:: RECORDED DATA ::

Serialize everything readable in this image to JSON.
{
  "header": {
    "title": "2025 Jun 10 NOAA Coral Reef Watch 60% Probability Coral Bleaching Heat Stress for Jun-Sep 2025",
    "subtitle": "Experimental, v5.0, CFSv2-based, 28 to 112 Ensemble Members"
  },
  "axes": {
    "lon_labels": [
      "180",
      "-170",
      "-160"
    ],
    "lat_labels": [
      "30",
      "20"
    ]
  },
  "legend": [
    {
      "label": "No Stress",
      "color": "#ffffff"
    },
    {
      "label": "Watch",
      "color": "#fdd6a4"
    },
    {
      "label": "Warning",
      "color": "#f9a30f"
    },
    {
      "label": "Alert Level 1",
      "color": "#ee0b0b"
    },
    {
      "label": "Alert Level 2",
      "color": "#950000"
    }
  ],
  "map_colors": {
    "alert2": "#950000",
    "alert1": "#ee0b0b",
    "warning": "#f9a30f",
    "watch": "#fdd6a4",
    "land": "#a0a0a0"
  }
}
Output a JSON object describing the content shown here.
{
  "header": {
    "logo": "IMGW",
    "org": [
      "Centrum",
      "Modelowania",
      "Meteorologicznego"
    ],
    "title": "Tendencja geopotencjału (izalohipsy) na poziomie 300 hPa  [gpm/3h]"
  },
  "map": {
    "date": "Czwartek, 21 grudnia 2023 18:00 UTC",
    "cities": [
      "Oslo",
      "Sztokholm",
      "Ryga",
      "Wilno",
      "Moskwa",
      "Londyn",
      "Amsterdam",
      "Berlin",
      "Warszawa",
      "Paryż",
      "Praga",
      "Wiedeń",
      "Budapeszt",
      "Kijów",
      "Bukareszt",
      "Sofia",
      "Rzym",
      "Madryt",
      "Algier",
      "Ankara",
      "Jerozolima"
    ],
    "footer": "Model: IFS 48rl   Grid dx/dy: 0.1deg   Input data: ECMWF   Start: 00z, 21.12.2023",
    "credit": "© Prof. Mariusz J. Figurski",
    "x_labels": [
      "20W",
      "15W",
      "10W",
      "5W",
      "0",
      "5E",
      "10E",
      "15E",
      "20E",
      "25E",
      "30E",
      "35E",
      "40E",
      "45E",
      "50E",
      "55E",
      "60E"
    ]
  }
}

:::

Find the lines that include the string "Level", then copy each of them.

      "label": "Alert Level 1",
      "label": "Alert Level 2",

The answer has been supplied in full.